Stored data:
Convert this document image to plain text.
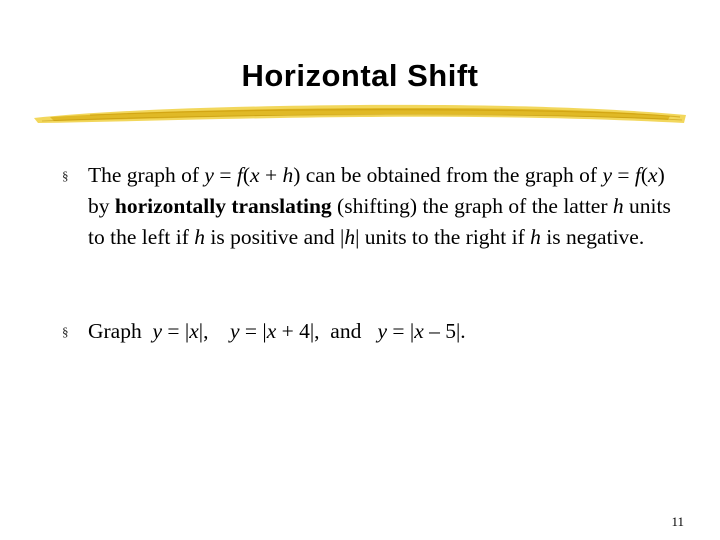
Horizontal Shift
§ The graph of y = f(x + h) can be obtained from the graph of y = f(x) by horizontally translating (shifting) the graph of the latter h units to the left if h is positive and |h| units to the right if h is negative.
§ Graph  y = |x|,    y = |x + 4|,  and   y = |x – 5|.
11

What is being asked: Retype the listing exactly. Pictures do not belong in the copy.

Answer in full:
Convert this document image to plain text.
Horizontal Shift
§ The graph of y = f(x + h) can be obtained from the graph of y = f(x) by horizontally translating (shifting) the graph of the latter h units to the left if h is positive and |h| units to the right if h is negative.
§ Graph  y = |x|,    y = |x + 4|,  and   y = |x – 5|.
11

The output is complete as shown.